● The input:

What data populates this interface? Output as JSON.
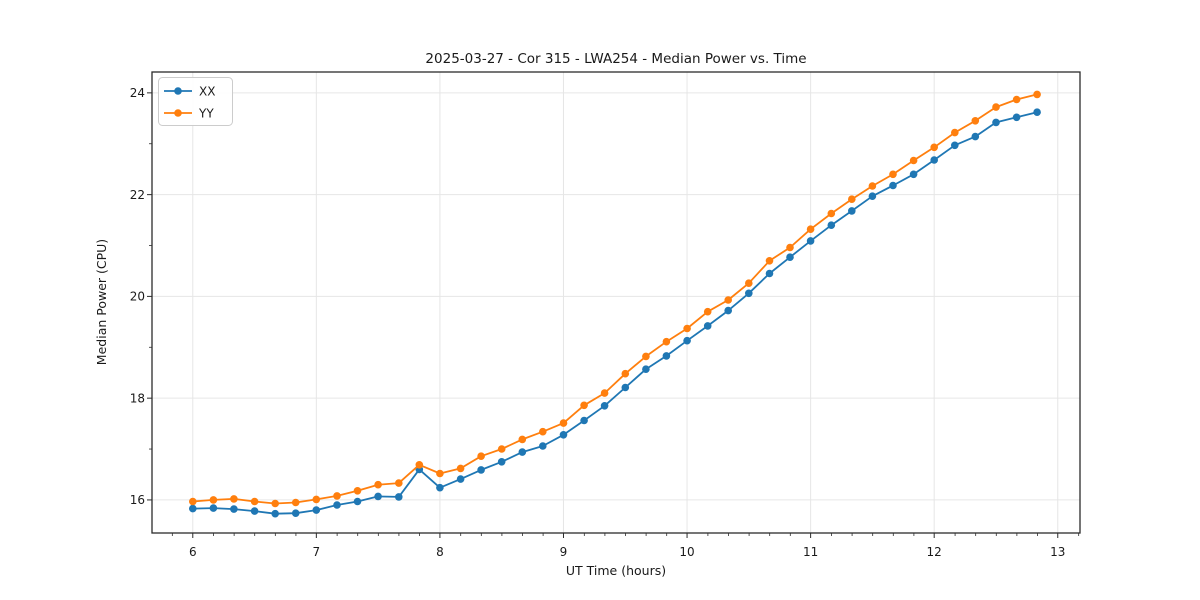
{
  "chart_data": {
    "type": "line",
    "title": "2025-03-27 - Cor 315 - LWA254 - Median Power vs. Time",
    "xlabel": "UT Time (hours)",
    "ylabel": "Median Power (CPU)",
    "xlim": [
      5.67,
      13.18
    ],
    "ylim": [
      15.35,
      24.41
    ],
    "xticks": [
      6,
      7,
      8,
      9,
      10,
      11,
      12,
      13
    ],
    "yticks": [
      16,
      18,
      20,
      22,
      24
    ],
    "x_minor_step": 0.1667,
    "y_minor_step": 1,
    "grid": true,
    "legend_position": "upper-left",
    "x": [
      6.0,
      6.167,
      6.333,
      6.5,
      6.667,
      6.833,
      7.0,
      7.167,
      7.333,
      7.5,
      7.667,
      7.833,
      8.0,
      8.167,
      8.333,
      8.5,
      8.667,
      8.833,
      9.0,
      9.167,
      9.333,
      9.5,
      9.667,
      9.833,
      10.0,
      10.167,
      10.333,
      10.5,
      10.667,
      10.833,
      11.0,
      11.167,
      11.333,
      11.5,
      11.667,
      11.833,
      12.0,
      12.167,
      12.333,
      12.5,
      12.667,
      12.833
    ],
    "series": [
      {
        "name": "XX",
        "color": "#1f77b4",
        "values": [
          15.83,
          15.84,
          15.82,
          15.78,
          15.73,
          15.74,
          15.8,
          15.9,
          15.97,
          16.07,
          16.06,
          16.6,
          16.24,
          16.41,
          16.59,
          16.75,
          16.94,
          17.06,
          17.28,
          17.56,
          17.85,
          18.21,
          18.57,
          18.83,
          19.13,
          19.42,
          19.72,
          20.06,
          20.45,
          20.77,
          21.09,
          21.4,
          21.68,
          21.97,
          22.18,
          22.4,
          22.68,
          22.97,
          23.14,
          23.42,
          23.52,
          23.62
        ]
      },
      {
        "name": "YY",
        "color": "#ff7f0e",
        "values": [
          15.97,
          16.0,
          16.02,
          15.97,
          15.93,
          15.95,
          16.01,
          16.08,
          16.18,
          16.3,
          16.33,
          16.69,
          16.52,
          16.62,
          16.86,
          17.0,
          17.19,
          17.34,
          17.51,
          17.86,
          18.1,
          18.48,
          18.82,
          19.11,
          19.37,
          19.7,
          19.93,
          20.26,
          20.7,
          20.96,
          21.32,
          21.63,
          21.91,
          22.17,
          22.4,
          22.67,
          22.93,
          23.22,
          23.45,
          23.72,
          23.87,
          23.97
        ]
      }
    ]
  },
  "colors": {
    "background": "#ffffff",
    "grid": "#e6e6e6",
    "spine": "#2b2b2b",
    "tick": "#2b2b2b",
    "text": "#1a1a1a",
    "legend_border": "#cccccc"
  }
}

● Problem statement: Check each line of the entries for the string "Time". Copy the lines that have it.

● Response to this task:
    "title": "2025-03-27 - Cor 315 - LWA254 - Median Power vs. Time",
    "xlabel": "UT Time (hours)",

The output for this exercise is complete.